### To do
Please write the listing below out again exactly, leaving every picture behind.

### Figure collection entries
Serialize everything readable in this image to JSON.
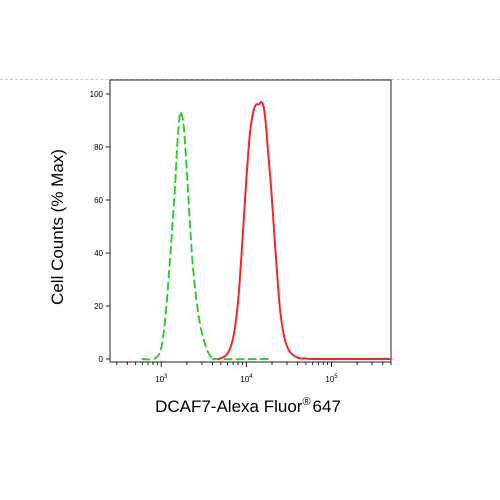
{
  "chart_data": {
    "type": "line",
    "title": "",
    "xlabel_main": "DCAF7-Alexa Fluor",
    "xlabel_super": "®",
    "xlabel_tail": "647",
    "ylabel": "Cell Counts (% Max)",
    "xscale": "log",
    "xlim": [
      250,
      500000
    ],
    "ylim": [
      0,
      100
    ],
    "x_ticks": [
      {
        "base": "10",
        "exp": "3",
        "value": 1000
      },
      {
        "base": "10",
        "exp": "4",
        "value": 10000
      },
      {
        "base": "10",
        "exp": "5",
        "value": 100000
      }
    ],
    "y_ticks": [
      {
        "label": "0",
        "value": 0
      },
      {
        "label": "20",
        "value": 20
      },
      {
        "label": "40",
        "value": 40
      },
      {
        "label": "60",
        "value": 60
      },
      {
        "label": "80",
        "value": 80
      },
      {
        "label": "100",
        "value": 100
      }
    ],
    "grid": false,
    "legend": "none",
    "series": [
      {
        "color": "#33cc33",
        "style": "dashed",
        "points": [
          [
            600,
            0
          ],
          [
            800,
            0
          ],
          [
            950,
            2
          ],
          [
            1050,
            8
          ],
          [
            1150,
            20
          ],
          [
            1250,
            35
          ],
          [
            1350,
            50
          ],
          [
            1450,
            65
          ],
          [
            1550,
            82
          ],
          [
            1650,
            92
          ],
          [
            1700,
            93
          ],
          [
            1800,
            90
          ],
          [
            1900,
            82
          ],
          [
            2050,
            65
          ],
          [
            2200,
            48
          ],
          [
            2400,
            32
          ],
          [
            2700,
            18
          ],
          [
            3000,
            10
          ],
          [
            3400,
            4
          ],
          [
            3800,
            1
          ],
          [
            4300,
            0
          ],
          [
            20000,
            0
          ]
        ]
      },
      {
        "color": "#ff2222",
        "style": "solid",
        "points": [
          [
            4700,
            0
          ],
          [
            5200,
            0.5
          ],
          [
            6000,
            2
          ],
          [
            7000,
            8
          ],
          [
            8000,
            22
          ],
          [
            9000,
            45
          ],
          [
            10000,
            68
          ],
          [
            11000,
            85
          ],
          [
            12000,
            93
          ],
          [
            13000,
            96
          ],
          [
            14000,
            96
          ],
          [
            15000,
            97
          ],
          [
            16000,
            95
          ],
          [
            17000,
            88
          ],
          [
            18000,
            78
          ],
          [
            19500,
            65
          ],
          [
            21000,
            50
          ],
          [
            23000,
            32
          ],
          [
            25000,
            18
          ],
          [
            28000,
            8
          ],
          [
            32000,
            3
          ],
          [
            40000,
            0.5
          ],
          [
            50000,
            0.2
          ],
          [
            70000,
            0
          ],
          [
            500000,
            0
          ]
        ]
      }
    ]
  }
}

### Solved exercise
Serialize everything readable in this image to JSON.
{
  "chart_data": {
    "type": "line",
    "title": "",
    "xlabel_main": "DCAF7-Alexa Fluor",
    "xlabel_super": "®",
    "xlabel_tail": "647",
    "ylabel": "Cell Counts (% Max)",
    "xscale": "log",
    "xlim": [
      250,
      500000
    ],
    "ylim": [
      0,
      100
    ],
    "x_ticks": [
      {
        "base": "10",
        "exp": "3",
        "value": 1000
      },
      {
        "base": "10",
        "exp": "4",
        "value": 10000
      },
      {
        "base": "10",
        "exp": "5",
        "value": 100000
      }
    ],
    "y_ticks": [
      {
        "label": "0",
        "value": 0
      },
      {
        "label": "20",
        "value": 20
      },
      {
        "label": "40",
        "value": 40
      },
      {
        "label": "60",
        "value": 60
      },
      {
        "label": "80",
        "value": 80
      },
      {
        "label": "100",
        "value": 100
      }
    ],
    "grid": false,
    "legend": "none",
    "series": [
      {
        "color": "#33cc33",
        "style": "dashed",
        "points": [
          [
            600,
            0
          ],
          [
            800,
            0
          ],
          [
            950,
            2
          ],
          [
            1050,
            8
          ],
          [
            1150,
            20
          ],
          [
            1250,
            35
          ],
          [
            1350,
            50
          ],
          [
            1450,
            65
          ],
          [
            1550,
            82
          ],
          [
            1650,
            92
          ],
          [
            1700,
            93
          ],
          [
            1800,
            90
          ],
          [
            1900,
            82
          ],
          [
            2050,
            65
          ],
          [
            2200,
            48
          ],
          [
            2400,
            32
          ],
          [
            2700,
            18
          ],
          [
            3000,
            10
          ],
          [
            3400,
            4
          ],
          [
            3800,
            1
          ],
          [
            4300,
            0
          ],
          [
            20000,
            0
          ]
        ]
      },
      {
        "color": "#ff2222",
        "style": "solid",
        "points": [
          [
            4700,
            0
          ],
          [
            5200,
            0.5
          ],
          [
            6000,
            2
          ],
          [
            7000,
            8
          ],
          [
            8000,
            22
          ],
          [
            9000,
            45
          ],
          [
            10000,
            68
          ],
          [
            11000,
            85
          ],
          [
            12000,
            93
          ],
          [
            13000,
            96
          ],
          [
            14000,
            96
          ],
          [
            15000,
            97
          ],
          [
            16000,
            95
          ],
          [
            17000,
            88
          ],
          [
            18000,
            78
          ],
          [
            19500,
            65
          ],
          [
            21000,
            50
          ],
          [
            23000,
            32
          ],
          [
            25000,
            18
          ],
          [
            28000,
            8
          ],
          [
            32000,
            3
          ],
          [
            40000,
            0.5
          ],
          [
            50000,
            0.2
          ],
          [
            70000,
            0
          ],
          [
            500000,
            0
          ]
        ]
      }
    ]
  }
}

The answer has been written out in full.